Available records:
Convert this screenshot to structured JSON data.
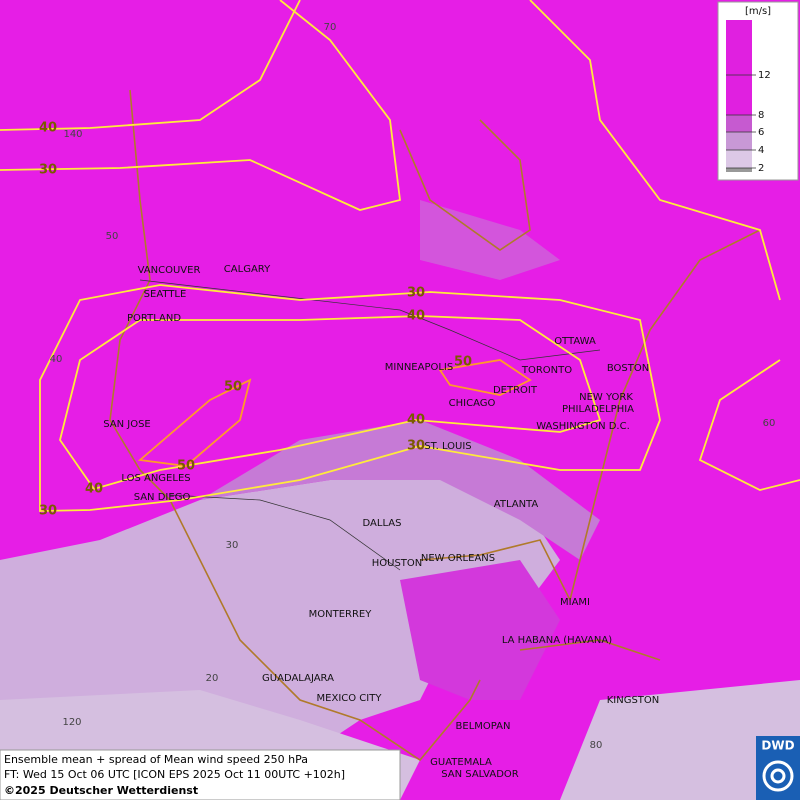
{
  "colorbar": {
    "unit": "[m/s]",
    "ticks": [
      12,
      8,
      6,
      4,
      2
    ]
  },
  "cities": [
    "VANCOUVER",
    "CALGARY",
    "SEATTLE",
    "PORTLAND",
    "MINNEAPOLIS",
    "TORONTO",
    "OTTAWA",
    "BOSTON",
    "DETROIT",
    "CHICAGO",
    "NEW YORK",
    "PHILADELPHIA",
    "WASHINGTON D.C.",
    "SAN JOSE",
    "ST. LOUIS",
    "LOS ANGELES",
    "SAN DIEGO",
    "ATLANTA",
    "DALLAS",
    "HOUSTON",
    "NEW ORLEANS",
    "MIAMI",
    "MONTERREY",
    "LA HABANA (HAVANA)",
    "GUADALAJARA",
    "MEXICO CITY",
    "KINGSTON",
    "BELMOPAN",
    "GUATEMALA",
    "SAN SALVADOR"
  ],
  "grid_labels": [
    70,
    140,
    50,
    40,
    60,
    30,
    20,
    120,
    80
  ],
  "contour_labels": [
    40,
    30,
    30,
    40,
    50,
    50,
    40,
    30,
    50,
    40,
    30
  ],
  "footer": {
    "lines": [
      "Ensemble mean + spread of Mean wind speed 250 hPa",
      "FT: Wed 15 Oct 06 UTC [ICON EPS 2025 Oct 11 00UTC +102h]",
      "©2025 Deutscher Wetterdienst"
    ]
  },
  "logo": "DWD"
}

Goal:
Can you retype every record above exactly, leaving out the pictures?

Task solution:
Convert this screenshot to structured JSON data.
{
  "colorbar": {
    "unit": "[m/s]",
    "ticks": [
      12,
      8,
      6,
      4,
      2
    ]
  },
  "cities": [
    "VANCOUVER",
    "CALGARY",
    "SEATTLE",
    "PORTLAND",
    "MINNEAPOLIS",
    "TORONTO",
    "OTTAWA",
    "BOSTON",
    "DETROIT",
    "CHICAGO",
    "NEW YORK",
    "PHILADELPHIA",
    "WASHINGTON D.C.",
    "SAN JOSE",
    "ST. LOUIS",
    "LOS ANGELES",
    "SAN DIEGO",
    "ATLANTA",
    "DALLAS",
    "HOUSTON",
    "NEW ORLEANS",
    "MIAMI",
    "MONTERREY",
    "LA HABANA (HAVANA)",
    "GUADALAJARA",
    "MEXICO CITY",
    "KINGSTON",
    "BELMOPAN",
    "GUATEMALA",
    "SAN SALVADOR"
  ],
  "grid_labels": [
    70,
    140,
    50,
    40,
    60,
    30,
    20,
    120,
    80
  ],
  "contour_labels": [
    40,
    30,
    30,
    40,
    50,
    50,
    40,
    30,
    50,
    40,
    30
  ],
  "footer": {
    "lines": [
      "Ensemble mean + spread of Mean wind speed 250 hPa",
      "FT: Wed 15 Oct 06 UTC [ICON EPS 2025 Oct 11 00UTC +102h]",
      "©2025 Deutscher Wetterdienst"
    ]
  },
  "logo": "DWD"
}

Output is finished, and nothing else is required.